> **Written task**: Please give the listing again in its entirety, exactly as written.

> **Data provided**:
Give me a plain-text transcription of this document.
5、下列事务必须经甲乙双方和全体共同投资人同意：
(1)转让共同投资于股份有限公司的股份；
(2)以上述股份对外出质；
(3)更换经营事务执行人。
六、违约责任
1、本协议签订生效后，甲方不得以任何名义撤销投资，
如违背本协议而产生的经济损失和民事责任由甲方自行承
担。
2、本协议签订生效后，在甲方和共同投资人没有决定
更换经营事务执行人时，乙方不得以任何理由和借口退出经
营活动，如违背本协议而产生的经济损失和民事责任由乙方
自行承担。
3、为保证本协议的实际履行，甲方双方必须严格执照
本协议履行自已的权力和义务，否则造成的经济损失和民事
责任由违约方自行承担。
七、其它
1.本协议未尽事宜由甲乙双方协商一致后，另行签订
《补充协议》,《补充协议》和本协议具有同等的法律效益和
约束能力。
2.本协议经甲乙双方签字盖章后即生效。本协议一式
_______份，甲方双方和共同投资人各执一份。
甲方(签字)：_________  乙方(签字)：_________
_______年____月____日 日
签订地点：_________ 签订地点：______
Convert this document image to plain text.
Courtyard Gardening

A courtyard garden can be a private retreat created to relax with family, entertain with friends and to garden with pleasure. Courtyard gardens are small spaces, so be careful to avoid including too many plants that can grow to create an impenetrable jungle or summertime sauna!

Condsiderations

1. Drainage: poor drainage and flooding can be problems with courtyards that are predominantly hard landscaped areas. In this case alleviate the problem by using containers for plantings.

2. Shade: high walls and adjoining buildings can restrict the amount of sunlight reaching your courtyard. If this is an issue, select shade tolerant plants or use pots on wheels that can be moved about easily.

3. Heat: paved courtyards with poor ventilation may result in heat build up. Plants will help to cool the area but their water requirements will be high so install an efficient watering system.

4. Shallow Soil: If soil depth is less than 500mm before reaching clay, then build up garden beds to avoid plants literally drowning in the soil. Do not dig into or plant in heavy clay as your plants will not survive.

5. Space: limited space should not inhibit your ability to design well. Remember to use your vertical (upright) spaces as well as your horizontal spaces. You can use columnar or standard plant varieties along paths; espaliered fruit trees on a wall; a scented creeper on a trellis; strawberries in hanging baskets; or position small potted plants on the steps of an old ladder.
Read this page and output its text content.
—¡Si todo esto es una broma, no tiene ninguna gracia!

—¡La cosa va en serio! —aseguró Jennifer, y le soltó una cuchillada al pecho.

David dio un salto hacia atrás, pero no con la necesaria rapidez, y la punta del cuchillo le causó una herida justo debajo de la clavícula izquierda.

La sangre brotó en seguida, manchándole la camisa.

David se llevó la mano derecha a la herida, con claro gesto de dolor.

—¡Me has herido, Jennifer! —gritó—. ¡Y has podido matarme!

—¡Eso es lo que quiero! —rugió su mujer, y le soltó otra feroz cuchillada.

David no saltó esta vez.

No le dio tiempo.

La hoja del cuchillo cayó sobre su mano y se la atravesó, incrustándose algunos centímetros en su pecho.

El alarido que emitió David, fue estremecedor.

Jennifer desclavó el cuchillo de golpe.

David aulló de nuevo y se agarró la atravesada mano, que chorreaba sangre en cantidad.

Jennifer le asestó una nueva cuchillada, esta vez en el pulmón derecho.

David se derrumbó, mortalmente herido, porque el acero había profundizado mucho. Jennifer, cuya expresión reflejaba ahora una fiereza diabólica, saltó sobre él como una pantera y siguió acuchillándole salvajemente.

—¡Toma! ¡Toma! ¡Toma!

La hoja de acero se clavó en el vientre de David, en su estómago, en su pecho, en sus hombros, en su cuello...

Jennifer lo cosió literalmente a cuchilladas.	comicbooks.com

> **Exercise result**:
Give me a plain-text transcription of this document.
5、下列事务必须经甲乙双方和全体共同投资人同意：
(1)转让共同投资于股份有限公司的股份；
(2)以上述股份对外出质；
(3)更换经营事务执行人。
六、违约责任
1、本协议签订生效后，甲方不得以任何名义撤销投资，
如违背本协议而产生的经济损失和民事责任由甲方自行承
担。
2、本协议签订生效后，在甲方和共同投资人没有决定
更换经营事务执行人时，乙方不得以任何理由和借口退出经
营活动，如违背本协议而产生的经济损失和民事责任由乙方
自行承担。
3、为保证本协议的实际履行，甲方双方必须严格执照
本协议履行自已的权力和义务，否则造成的经济损失和民事
责任由违约方自行承担。
七、其它
1.本协议未尽事宜由甲乙双方协商一致后，另行签订
《补充协议》,《补充协议》和本协议具有同等的法律效益和
约束能力。
2.本协议经甲乙双方签字盖章后即生效。本协议一式
_______份，甲方双方和共同投资人各执一份。
甲方(签字)：_________  乙方(签字)：_________
_______年____月____日 日
签订地点：_________ 签订地点：______
Convert this document image to plain text.
Courtyard Gardening

A courtyard garden can be a private retreat created to relax with family, entertain with friends and to garden with pleasure. Courtyard gardens are small spaces, so be careful to avoid including too many plants that can grow to create an impenetrable jungle or summertime sauna!

Condsiderations

1. Drainage: poor drainage and flooding can be problems with courtyards that are predominantly hard landscaped areas. In this case alleviate the problem by using containers for plantings.

2. Shade: high walls and adjoining buildings can restrict the amount of sunlight reaching your courtyard. If this is an issue, select shade tolerant plants or use pots on wheels that can be moved about easily.

3. Heat: paved courtyards with poor ventilation may result in heat build up. Plants will help to cool the area but their water requirements will be high so install an efficient watering system.

4. Shallow Soil: If soil depth is less than 500mm before reaching clay, then build up garden beds to avoid plants literally drowning in the soil. Do not dig into or plant in heavy clay as your plants will not survive.

5. Space: limited space should not inhibit your ability to design well. Remember to use your vertical (upright) spaces as well as your horizontal spaces. You can use columnar or standard plant varieties along paths; espaliered fruit trees on a wall; a scented creeper on a trellis; strawberries in hanging baskets; or position small potted plants on the steps of an old ladder.
Read this page and output its text content.
—¡Si todo esto es una broma, no tiene ninguna gracia!

—¡La cosa va en serio! —aseguró Jennifer, y le soltó una cuchillada al pecho.

David dio un salto hacia atrás, pero no con la necesaria rapidez, y la punta del cuchillo le causó una herida justo debajo de la clavícula izquierda.

La sangre brotó en seguida, manchándole la camisa.

David se llevó la mano derecha a la herida, con claro gesto de dolor.

—¡Me has herido, Jennifer! —gritó—. ¡Y has podido matarme!

—¡Eso es lo que quiero! —rugió su mujer, y le soltó otra feroz cuchillada.

David no saltó esta vez.

No le dio tiempo.

La hoja del cuchillo cayó sobre su mano y se la atravesó, incrustándose algunos centímetros en su pecho.

El alarido que emitió David, fue estremecedor.

Jennifer desclavó el cuchillo de golpe.

David aulló de nuevo y se agarró la atravesada mano, que chorreaba sangre en cantidad.

Jennifer le asestó una nueva cuchillada, esta vez en el pulmón derecho.

David se derrumbó, mortalmente herido, porque el acero había profundizado mucho. Jennifer, cuya expresión reflejaba ahora una fiereza diabólica, saltó sobre él como una pantera y siguió acuchillándole salvajemente.

—¡Toma! ¡Toma! ¡Toma!

La hoja de acero se clavó en el vientre de David, en su estómago, en su pecho, en sus hombros, en su cuello...

Jennifer lo cosió literalmente a cuchilladas.	comicbooks.com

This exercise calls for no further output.